» **WHAT IS REQUIRED**
Filter out everything except lines holding "podstawowej".
---- SUPPLIED RECORDS
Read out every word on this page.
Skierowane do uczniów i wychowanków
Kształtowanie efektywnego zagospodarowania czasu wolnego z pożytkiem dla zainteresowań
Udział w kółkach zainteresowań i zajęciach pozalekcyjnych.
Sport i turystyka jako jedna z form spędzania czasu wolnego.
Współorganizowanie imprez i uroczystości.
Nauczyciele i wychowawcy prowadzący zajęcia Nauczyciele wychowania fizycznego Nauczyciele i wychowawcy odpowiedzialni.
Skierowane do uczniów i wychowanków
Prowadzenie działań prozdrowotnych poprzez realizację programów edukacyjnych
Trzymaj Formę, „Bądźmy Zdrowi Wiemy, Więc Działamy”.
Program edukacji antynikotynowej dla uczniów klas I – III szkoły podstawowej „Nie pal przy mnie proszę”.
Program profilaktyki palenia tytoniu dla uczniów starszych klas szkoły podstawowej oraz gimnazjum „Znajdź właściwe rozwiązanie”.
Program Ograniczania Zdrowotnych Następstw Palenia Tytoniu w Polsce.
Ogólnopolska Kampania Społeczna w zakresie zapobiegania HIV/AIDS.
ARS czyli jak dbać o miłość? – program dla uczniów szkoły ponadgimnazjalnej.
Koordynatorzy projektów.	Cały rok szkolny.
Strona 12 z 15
--------
» **EXERCISE RESPONSE**
Program edukacji antynikotynowej dla uczniów klas I – III szkoły podstawowej „Nie pal przy mnie proszę”.
Program profilaktyki palenia tytoniu dla uczniów starszych klas szkoły podstawowej oraz gimnazjum „Znajdź właściwe rozwiązanie”.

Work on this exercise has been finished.